Job: Retype each record shown below, leaving every character as it is.

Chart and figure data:
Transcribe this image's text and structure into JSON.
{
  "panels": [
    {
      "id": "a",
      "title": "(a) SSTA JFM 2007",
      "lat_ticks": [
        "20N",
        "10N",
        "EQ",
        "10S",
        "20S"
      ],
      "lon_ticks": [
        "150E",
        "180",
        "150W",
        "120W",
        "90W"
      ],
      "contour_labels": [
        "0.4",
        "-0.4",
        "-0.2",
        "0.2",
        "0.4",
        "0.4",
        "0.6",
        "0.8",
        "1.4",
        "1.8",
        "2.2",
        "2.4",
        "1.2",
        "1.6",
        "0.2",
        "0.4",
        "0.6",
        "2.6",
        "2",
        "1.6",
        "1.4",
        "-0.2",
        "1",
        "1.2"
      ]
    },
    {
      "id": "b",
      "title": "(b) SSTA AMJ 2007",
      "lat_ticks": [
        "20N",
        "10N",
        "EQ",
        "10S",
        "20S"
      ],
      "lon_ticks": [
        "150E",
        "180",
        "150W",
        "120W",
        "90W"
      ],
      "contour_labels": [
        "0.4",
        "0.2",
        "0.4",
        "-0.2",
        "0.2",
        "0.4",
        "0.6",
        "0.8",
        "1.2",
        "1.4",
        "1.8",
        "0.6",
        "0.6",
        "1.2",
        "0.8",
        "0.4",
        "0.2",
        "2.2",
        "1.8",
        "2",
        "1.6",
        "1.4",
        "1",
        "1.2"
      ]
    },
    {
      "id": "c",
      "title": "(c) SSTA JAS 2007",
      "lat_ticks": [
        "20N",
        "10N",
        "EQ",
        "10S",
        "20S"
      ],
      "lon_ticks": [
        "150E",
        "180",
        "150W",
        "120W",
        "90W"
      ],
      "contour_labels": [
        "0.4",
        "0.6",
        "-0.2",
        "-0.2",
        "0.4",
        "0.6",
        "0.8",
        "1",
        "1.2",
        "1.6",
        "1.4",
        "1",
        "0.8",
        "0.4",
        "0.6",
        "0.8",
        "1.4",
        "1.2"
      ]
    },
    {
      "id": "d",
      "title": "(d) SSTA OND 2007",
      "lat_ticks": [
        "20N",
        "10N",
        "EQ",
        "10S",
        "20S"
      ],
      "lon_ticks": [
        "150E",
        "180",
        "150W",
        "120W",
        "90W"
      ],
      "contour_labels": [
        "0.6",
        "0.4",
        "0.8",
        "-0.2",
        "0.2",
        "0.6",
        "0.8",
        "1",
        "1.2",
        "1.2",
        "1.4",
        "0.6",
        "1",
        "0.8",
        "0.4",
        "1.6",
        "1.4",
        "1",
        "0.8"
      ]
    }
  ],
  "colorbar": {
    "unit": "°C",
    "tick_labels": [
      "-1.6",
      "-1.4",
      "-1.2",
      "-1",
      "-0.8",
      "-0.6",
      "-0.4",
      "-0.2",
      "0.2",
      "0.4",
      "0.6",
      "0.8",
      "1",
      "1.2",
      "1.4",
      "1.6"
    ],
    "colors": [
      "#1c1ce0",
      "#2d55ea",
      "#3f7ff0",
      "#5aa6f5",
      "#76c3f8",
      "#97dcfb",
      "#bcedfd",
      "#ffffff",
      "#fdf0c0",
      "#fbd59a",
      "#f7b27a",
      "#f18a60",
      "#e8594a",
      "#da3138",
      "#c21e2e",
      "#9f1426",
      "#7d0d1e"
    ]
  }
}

Full response:
Transcribe this image's text and structure into JSON.
{
  "panels": [
    {
      "id": "a",
      "title": "(a) SSTA JFM 2007",
      "lat_ticks": [
        "20N",
        "10N",
        "EQ",
        "10S",
        "20S"
      ],
      "lon_ticks": [
        "150E",
        "180",
        "150W",
        "120W",
        "90W"
      ],
      "contour_labels": [
        "0.4",
        "-0.4",
        "-0.2",
        "0.2",
        "0.4",
        "0.4",
        "0.6",
        "0.8",
        "1.4",
        "1.8",
        "2.2",
        "2.4",
        "1.2",
        "1.6",
        "0.2",
        "0.4",
        "0.6",
        "2.6",
        "2",
        "1.6",
        "1.4",
        "-0.2",
        "1",
        "1.2"
      ]
    },
    {
      "id": "b",
      "title": "(b) SSTA AMJ 2007",
      "lat_ticks": [
        "20N",
        "10N",
        "EQ",
        "10S",
        "20S"
      ],
      "lon_ticks": [
        "150E",
        "180",
        "150W",
        "120W",
        "90W"
      ],
      "contour_labels": [
        "0.4",
        "0.2",
        "0.4",
        "-0.2",
        "0.2",
        "0.4",
        "0.6",
        "0.8",
        "1.2",
        "1.4",
        "1.8",
        "0.6",
        "0.6",
        "1.2",
        "0.8",
        "0.4",
        "0.2",
        "2.2",
        "1.8",
        "2",
        "1.6",
        "1.4",
        "1",
        "1.2"
      ]
    },
    {
      "id": "c",
      "title": "(c) SSTA JAS 2007",
      "lat_ticks": [
        "20N",
        "10N",
        "EQ",
        "10S",
        "20S"
      ],
      "lon_ticks": [
        "150E",
        "180",
        "150W",
        "120W",
        "90W"
      ],
      "contour_labels": [
        "0.4",
        "0.6",
        "-0.2",
        "-0.2",
        "0.4",
        "0.6",
        "0.8",
        "1",
        "1.2",
        "1.6",
        "1.4",
        "1",
        "0.8",
        "0.4",
        "0.6",
        "0.8",
        "1.4",
        "1.2"
      ]
    },
    {
      "id": "d",
      "title": "(d) SSTA OND 2007",
      "lat_ticks": [
        "20N",
        "10N",
        "EQ",
        "10S",
        "20S"
      ],
      "lon_ticks": [
        "150E",
        "180",
        "150W",
        "120W",
        "90W"
      ],
      "contour_labels": [
        "0.6",
        "0.4",
        "0.8",
        "-0.2",
        "0.2",
        "0.6",
        "0.8",
        "1",
        "1.2",
        "1.2",
        "1.4",
        "0.6",
        "1",
        "0.8",
        "0.4",
        "1.6",
        "1.4",
        "1",
        "0.8"
      ]
    }
  ],
  "colorbar": {
    "unit": "°C",
    "tick_labels": [
      "-1.6",
      "-1.4",
      "-1.2",
      "-1",
      "-0.8",
      "-0.6",
      "-0.4",
      "-0.2",
      "0.2",
      "0.4",
      "0.6",
      "0.8",
      "1",
      "1.2",
      "1.4",
      "1.6"
    ],
    "colors": [
      "#1c1ce0",
      "#2d55ea",
      "#3f7ff0",
      "#5aa6f5",
      "#76c3f8",
      "#97dcfb",
      "#bcedfd",
      "#ffffff",
      "#fdf0c0",
      "#fbd59a",
      "#f7b27a",
      "#f18a60",
      "#e8594a",
      "#da3138",
      "#c21e2e",
      "#9f1426",
      "#7d0d1e"
    ]
  }
}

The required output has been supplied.